▸ **WHAT YOU WILL DO**: Only a number is wanted: how many lines of the entries include the string "Brasil"?

▸ **SUPPLIED DATA**:

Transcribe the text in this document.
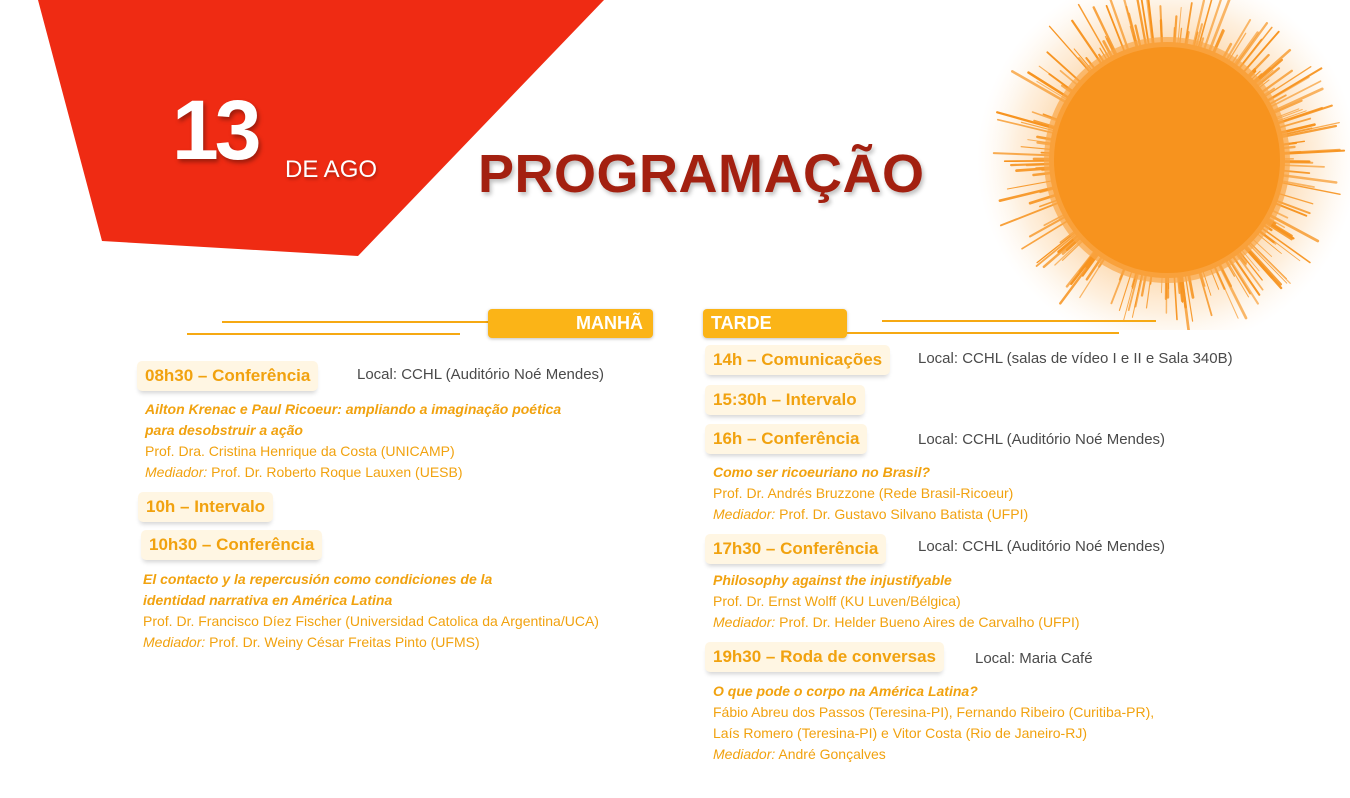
13 DE AGO PROGRAMAÇÃO
MANHÃ	TARDE
08h30 – Conferência	Local: CCHL (Auditório Noé Mendes)
Ailton Krenac e Paul Ricoeur: ampliando a imaginação poética
para desobstruir a ação
Prof. Dra. Cristina Henrique da Costa (UNICAMP)
Mediador: Prof. Dr. Roberto Roque Lauxen (UESB)
10h – Intervalo
10h30 – Conferência
El contacto y la repercusión como condiciones de la
identidad narrativa en América Latina
Prof. Dr. Francisco Díez Fischer (Universidad Catolica da Argentina/UCA)
Mediador: Prof. Dr. Weiny César Freitas Pinto (UFMS)
14h – Comunicações	Local: CCHL (salas de vídeo I e II e Sala 340B)
15:30h – Intervalo
16h – Conferência	Local: CCHL (Auditório Noé Mendes)
Como ser ricoeuriano no Brasil?
Prof. Dr. Andrés Bruzzone (Rede Brasil-Ricoeur)
Mediador: Prof. Dr. Gustavo Silvano Batista (UFPI)
17h30 – Conferência	Local: CCHL (Auditório Noé Mendes)
Philosophy against the injustifyable
Prof. Dr. Ernst Wolff (KU Luven/Bélgica)
Mediador: Prof. Dr. Helder Bueno Aires de Carvalho (UFPI)
19h30 – Roda de conversas	Local: Maria Café
O que pode o corpo na América Latina?
Fábio Abreu dos Passos (Teresina-PI), Fernando Ribeiro (Curitiba-PR),
Laís Romero (Teresina-PI) e Vitor Costa (Rio de Janeiro-RJ)
Mediador: André Gonçalves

▸ **RESULT**: 2